[START OF The records]

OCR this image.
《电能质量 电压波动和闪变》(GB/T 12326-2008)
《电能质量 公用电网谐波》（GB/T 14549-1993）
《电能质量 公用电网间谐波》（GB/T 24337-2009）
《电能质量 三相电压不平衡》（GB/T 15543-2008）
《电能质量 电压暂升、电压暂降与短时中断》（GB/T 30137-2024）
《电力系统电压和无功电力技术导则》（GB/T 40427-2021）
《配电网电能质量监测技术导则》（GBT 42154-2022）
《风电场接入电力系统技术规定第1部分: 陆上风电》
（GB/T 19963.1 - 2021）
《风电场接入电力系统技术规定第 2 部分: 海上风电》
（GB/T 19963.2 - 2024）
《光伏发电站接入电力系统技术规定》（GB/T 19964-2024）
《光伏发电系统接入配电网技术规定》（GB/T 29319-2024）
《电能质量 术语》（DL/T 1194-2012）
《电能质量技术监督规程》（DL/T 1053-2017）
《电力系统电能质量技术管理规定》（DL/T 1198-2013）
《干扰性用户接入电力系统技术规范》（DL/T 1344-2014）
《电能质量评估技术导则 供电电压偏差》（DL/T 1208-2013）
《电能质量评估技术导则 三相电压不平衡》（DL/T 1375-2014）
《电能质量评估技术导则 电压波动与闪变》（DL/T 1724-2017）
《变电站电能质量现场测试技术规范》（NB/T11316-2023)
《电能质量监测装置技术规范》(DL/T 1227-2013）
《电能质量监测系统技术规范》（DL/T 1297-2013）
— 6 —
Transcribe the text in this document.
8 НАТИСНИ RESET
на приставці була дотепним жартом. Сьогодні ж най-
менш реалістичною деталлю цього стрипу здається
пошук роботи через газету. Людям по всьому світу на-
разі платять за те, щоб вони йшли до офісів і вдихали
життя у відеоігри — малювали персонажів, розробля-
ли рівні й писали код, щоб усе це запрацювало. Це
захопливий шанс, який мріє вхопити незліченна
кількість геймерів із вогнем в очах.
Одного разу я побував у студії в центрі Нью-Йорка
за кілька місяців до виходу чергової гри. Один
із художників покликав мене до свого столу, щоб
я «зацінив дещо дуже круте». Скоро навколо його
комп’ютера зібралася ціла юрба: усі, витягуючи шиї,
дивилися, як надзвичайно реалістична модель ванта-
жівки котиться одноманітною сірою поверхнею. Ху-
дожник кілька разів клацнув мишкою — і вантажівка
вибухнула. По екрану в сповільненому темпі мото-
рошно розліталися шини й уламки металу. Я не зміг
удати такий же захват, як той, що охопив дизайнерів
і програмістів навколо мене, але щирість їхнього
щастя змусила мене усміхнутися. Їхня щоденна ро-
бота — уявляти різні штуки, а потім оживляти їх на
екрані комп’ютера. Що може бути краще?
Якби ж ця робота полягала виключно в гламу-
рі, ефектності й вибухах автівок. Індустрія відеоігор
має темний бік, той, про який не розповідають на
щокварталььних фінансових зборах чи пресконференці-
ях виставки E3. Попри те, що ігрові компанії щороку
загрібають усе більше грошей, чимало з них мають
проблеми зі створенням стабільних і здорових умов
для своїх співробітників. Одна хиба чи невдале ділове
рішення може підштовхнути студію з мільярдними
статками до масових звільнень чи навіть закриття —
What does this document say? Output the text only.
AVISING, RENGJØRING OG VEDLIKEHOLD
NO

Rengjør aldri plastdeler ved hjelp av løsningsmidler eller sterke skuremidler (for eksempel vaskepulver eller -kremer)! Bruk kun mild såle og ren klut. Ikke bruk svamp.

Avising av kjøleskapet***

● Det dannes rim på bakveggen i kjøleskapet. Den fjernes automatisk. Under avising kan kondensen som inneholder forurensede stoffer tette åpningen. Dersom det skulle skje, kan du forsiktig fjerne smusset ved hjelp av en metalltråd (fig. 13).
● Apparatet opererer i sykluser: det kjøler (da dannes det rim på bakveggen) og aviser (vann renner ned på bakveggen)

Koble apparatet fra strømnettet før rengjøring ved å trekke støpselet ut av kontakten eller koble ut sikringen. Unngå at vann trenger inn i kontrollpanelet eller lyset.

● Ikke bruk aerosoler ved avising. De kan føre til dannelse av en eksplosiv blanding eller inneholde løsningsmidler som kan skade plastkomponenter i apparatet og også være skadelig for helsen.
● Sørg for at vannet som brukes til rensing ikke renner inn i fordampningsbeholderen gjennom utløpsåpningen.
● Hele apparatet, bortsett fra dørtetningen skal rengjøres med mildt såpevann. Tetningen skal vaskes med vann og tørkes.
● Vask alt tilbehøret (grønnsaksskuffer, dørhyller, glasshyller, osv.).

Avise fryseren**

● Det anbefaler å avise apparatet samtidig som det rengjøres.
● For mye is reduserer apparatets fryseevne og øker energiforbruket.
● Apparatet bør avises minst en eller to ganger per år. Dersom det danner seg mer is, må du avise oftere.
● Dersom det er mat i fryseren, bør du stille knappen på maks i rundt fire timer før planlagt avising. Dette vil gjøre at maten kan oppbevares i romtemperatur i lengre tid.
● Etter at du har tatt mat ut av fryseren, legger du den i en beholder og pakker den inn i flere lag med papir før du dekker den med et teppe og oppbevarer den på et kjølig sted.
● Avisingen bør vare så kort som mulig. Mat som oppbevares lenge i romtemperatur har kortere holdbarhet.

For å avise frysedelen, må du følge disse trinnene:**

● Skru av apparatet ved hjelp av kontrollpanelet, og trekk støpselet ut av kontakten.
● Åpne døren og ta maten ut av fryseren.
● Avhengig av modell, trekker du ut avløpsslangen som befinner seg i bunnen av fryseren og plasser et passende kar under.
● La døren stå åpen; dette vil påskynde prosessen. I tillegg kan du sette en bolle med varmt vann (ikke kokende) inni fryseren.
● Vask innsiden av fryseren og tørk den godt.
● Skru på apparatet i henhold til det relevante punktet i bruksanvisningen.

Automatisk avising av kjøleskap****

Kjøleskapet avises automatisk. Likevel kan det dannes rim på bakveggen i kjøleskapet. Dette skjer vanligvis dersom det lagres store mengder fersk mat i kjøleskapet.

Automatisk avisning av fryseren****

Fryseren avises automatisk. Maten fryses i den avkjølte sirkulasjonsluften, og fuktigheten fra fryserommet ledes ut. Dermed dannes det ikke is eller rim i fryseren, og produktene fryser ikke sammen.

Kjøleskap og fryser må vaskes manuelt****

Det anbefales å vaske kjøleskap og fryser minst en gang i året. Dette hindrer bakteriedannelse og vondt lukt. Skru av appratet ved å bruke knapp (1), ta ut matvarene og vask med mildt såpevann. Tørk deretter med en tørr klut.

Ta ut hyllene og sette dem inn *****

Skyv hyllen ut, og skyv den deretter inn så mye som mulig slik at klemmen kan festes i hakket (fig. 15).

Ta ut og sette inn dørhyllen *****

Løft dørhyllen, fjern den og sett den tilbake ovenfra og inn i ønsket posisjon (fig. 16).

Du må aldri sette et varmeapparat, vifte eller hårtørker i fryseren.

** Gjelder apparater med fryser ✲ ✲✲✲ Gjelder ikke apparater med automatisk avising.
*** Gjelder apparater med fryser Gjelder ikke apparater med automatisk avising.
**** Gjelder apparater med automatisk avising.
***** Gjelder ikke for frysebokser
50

[END OF The records]

:: Exercise description ::
Go through the listing and print each line exactly as it appears.

:: Answer to this exercise ::
OCR this image.
《电能质量 电压波动和闪变》(GB/T 12326-2008)
《电能质量 公用电网谐波》（GB/T 14549-1993）
《电能质量 公用电网间谐波》（GB/T 24337-2009）
《电能质量 三相电压不平衡》（GB/T 15543-2008）
《电能质量 电压暂升、电压暂降与短时中断》（GB/T 30137-2024）
《电力系统电压和无功电力技术导则》（GB/T 40427-2021）
《配电网电能质量监测技术导则》（GBT 42154-2022）
《风电场接入电力系统技术规定第1部分: 陆上风电》
（GB/T 19963.1 - 2021）
《风电场接入电力系统技术规定第 2 部分: 海上风电》
（GB/T 19963.2 - 2024）
《光伏发电站接入电力系统技术规定》（GB/T 19964-2024）
《光伏发电系统接入配电网技术规定》（GB/T 29319-2024）
《电能质量 术语》（DL/T 1194-2012）
《电能质量技术监督规程》（DL/T 1053-2017）
《电力系统电能质量技术管理规定》（DL/T 1198-2013）
《干扰性用户接入电力系统技术规范》（DL/T 1344-2014）
《电能质量评估技术导则 供电电压偏差》（DL/T 1208-2013）
《电能质量评估技术导则 三相电压不平衡》（DL/T 1375-2014）
《电能质量评估技术导则 电压波动与闪变》（DL/T 1724-2017）
《变电站电能质量现场测试技术规范》（NB/T11316-2023)
《电能质量监测装置技术规范》(DL/T 1227-2013）
《电能质量监测系统技术规范》（DL/T 1297-2013）
— 6 —
Transcribe the text in this document.
8 НАТИСНИ RESET
на приставці була дотепним жартом. Сьогодні ж най-
менш реалістичною деталлю цього стрипу здається
пошук роботи через газету. Людям по всьому світу на-
разі платять за те, щоб вони йшли до офісів і вдихали
життя у відеоігри — малювали персонажів, розробля-
ли рівні й писали код, щоб усе це запрацювало. Це
захопливий шанс, який мріє вхопити незліченна
кількість геймерів із вогнем в очах.
Одного разу я побував у студії в центрі Нью-Йорка
за кілька місяців до виходу чергової гри. Один
із художників покликав мене до свого столу, щоб
я «зацінив дещо дуже круте». Скоро навколо його
комп’ютера зібралася ціла юрба: усі, витягуючи шиї,
дивилися, як надзвичайно реалістична модель ванта-
жівки котиться одноманітною сірою поверхнею. Ху-
дожник кілька разів клацнув мишкою — і вантажівка
вибухнула. По екрану в сповільненому темпі мото-
рошно розліталися шини й уламки металу. Я не зміг
удати такий же захват, як той, що охопив дизайнерів
і програмістів навколо мене, але щирість їхнього
щастя змусила мене усміхнутися. Їхня щоденна ро-
бота — уявляти різні штуки, а потім оживляти їх на
екрані комп’ютера. Що може бути краще?
Якби ж ця робота полягала виключно в гламу-
рі, ефектності й вибухах автівок. Індустрія відеоігор
має темний бік, той, про який не розповідають на
щокварталььних фінансових зборах чи пресконференці-
ях виставки E3. Попри те, що ігрові компанії щороку
загрібають усе більше грошей, чимало з них мають
проблеми зі створенням стабільних і здорових умов
для своїх співробітників. Одна хиба чи невдале ділове
рішення може підштовхнути студію з мільярдними
статками до масових звільнень чи навіть закриття —
What does this document say? Output the text only.
AVISING, RENGJØRING OG VEDLIKEHOLD
NO

Rengjør aldri plastdeler ved hjelp av løsningsmidler eller sterke skuremidler (for eksempel vaskepulver eller -kremer)! Bruk kun mild såle og ren klut. Ikke bruk svamp.

Avising av kjøleskapet***

● Det dannes rim på bakveggen i kjøleskapet. Den fjernes automatisk. Under avising kan kondensen som inneholder forurensede stoffer tette åpningen. Dersom det skulle skje, kan du forsiktig fjerne smusset ved hjelp av en metalltråd (fig. 13).
● Apparatet opererer i sykluser: det kjøler (da dannes det rim på bakveggen) og aviser (vann renner ned på bakveggen)

Koble apparatet fra strømnettet før rengjøring ved å trekke støpselet ut av kontakten eller koble ut sikringen. Unngå at vann trenger inn i kontrollpanelet eller lyset.

● Ikke bruk aerosoler ved avising. De kan føre til dannelse av en eksplosiv blanding eller inneholde løsningsmidler som kan skade plastkomponenter i apparatet og også være skadelig for helsen.
● Sørg for at vannet som brukes til rensing ikke renner inn i fordampningsbeholderen gjennom utløpsåpningen.
● Hele apparatet, bortsett fra dørtetningen skal rengjøres med mildt såpevann. Tetningen skal vaskes med vann og tørkes.
● Vask alt tilbehøret (grønnsaksskuffer, dørhyller, glasshyller, osv.).

Avise fryseren**

● Det anbefaler å avise apparatet samtidig som det rengjøres.
● For mye is reduserer apparatets fryseevne og øker energiforbruket.
● Apparatet bør avises minst en eller to ganger per år. Dersom det danner seg mer is, må du avise oftere.
● Dersom det er mat i fryseren, bør du stille knappen på maks i rundt fire timer før planlagt avising. Dette vil gjøre at maten kan oppbevares i romtemperatur i lengre tid.
● Etter at du har tatt mat ut av fryseren, legger du den i en beholder og pakker den inn i flere lag med papir før du dekker den med et teppe og oppbevarer den på et kjølig sted.
● Avisingen bør vare så kort som mulig. Mat som oppbevares lenge i romtemperatur har kortere holdbarhet.

For å avise frysedelen, må du følge disse trinnene:**

● Skru av apparatet ved hjelp av kontrollpanelet, og trekk støpselet ut av kontakten.
● Åpne døren og ta maten ut av fryseren.
● Avhengig av modell, trekker du ut avløpsslangen som befinner seg i bunnen av fryseren og plasser et passende kar under.
● La døren stå åpen; dette vil påskynde prosessen. I tillegg kan du sette en bolle med varmt vann (ikke kokende) inni fryseren.
● Vask innsiden av fryseren og tørk den godt.
● Skru på apparatet i henhold til det relevante punktet i bruksanvisningen.

Automatisk avising av kjøleskap****

Kjøleskapet avises automatisk. Likevel kan det dannes rim på bakveggen i kjøleskapet. Dette skjer vanligvis dersom det lagres store mengder fersk mat i kjøleskapet.

Automatisk avisning av fryseren****

Fryseren avises automatisk. Maten fryses i den avkjølte sirkulasjonsluften, og fuktigheten fra fryserommet ledes ut. Dermed dannes det ikke is eller rim i fryseren, og produktene fryser ikke sammen.

Kjøleskap og fryser må vaskes manuelt****

Det anbefales å vaske kjøleskap og fryser minst en gang i året. Dette hindrer bakteriedannelse og vondt lukt. Skru av appratet ved å bruke knapp (1), ta ut matvarene og vask med mildt såpevann. Tørk deretter med en tørr klut.

Ta ut hyllene og sette dem inn *****

Skyv hyllen ut, og skyv den deretter inn så mye som mulig slik at klemmen kan festes i hakket (fig. 15).

Ta ut og sette inn dørhyllen *****

Løft dørhyllen, fjern den og sett den tilbake ovenfra og inn i ønsket posisjon (fig. 16).

Du må aldri sette et varmeapparat, vifte eller hårtørker i fryseren.

** Gjelder apparater med fryser ✲ ✲✲✲ Gjelder ikke apparater med automatisk avising.
*** Gjelder apparater med fryser Gjelder ikke apparater med automatisk avising.
**** Gjelder apparater med automatisk avising.
***** Gjelder ikke for frysebokser
50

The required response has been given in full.